The records underneath are to be repeated exactly, with the pictures left out.

**********

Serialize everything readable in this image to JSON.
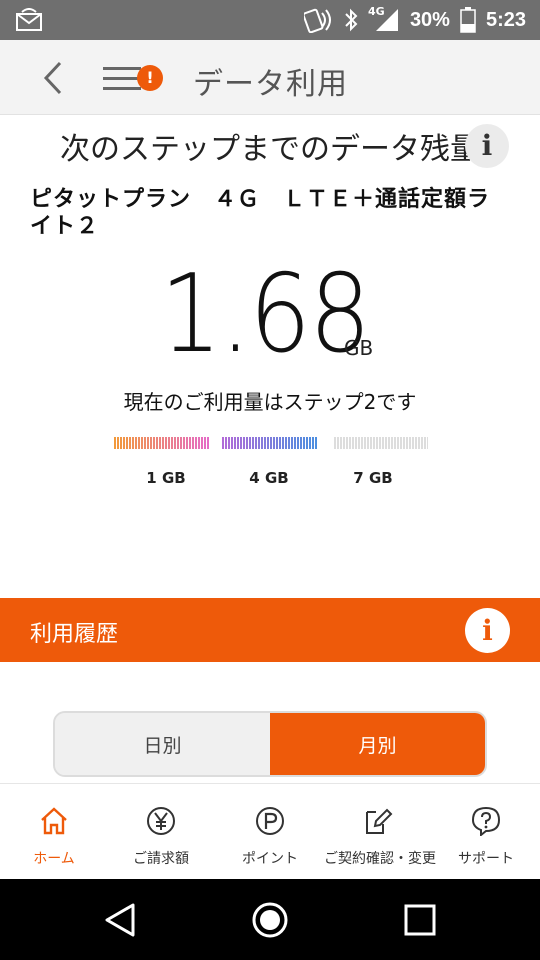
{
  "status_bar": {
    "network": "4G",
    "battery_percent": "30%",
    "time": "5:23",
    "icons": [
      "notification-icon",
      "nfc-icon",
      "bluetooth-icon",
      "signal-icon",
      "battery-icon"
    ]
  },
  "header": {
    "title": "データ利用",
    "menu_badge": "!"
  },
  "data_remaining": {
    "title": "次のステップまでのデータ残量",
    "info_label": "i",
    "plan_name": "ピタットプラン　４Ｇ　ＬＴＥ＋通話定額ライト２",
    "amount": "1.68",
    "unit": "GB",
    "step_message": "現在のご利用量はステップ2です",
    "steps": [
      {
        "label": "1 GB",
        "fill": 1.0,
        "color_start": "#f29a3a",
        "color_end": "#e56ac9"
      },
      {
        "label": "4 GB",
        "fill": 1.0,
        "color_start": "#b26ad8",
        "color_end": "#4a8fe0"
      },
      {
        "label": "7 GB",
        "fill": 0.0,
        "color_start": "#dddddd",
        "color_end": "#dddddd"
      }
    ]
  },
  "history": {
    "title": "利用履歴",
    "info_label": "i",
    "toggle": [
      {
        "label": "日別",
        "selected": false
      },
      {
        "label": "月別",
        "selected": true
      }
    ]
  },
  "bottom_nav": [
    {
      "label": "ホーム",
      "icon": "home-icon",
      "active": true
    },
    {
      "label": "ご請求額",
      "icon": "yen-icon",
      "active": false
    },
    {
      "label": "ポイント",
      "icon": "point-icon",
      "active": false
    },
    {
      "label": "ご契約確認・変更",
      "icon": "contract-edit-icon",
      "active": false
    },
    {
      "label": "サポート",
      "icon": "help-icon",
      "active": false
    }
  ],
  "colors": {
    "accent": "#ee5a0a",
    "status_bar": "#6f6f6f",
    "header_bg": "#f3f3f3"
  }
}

**********

• IN RESPONSE:
Serialize everything readable in this image to JSON.
{
  "status_bar": {
    "network": "4G",
    "battery_percent": "30%",
    "time": "5:23",
    "icons": [
      "notification-icon",
      "nfc-icon",
      "bluetooth-icon",
      "signal-icon",
      "battery-icon"
    ]
  },
  "header": {
    "title": "データ利用",
    "menu_badge": "!"
  },
  "data_remaining": {
    "title": "次のステップまでのデータ残量",
    "info_label": "i",
    "plan_name": "ピタットプラン　４Ｇ　ＬＴＥ＋通話定額ライト２",
    "amount": "1.68",
    "unit": "GB",
    "step_message": "現在のご利用量はステップ2です",
    "steps": [
      {
        "label": "1 GB",
        "fill": 1.0,
        "color_start": "#f29a3a",
        "color_end": "#e56ac9"
      },
      {
        "label": "4 GB",
        "fill": 1.0,
        "color_start": "#b26ad8",
        "color_end": "#4a8fe0"
      },
      {
        "label": "7 GB",
        "fill": 0.0,
        "color_start": "#dddddd",
        "color_end": "#dddddd"
      }
    ]
  },
  "history": {
    "title": "利用履歴",
    "info_label": "i",
    "toggle": [
      {
        "label": "日別",
        "selected": false
      },
      {
        "label": "月別",
        "selected": true
      }
    ]
  },
  "bottom_nav": [
    {
      "label": "ホーム",
      "icon": "home-icon",
      "active": true
    },
    {
      "label": "ご請求額",
      "icon": "yen-icon",
      "active": false
    },
    {
      "label": "ポイント",
      "icon": "point-icon",
      "active": false
    },
    {
      "label": "ご契約確認・変更",
      "icon": "contract-edit-icon",
      "active": false
    },
    {
      "label": "サポート",
      "icon": "help-icon",
      "active": false
    }
  ],
  "colors": {
    "accent": "#ee5a0a",
    "status_bar": "#6f6f6f",
    "header_bg": "#f3f3f3"
  }
}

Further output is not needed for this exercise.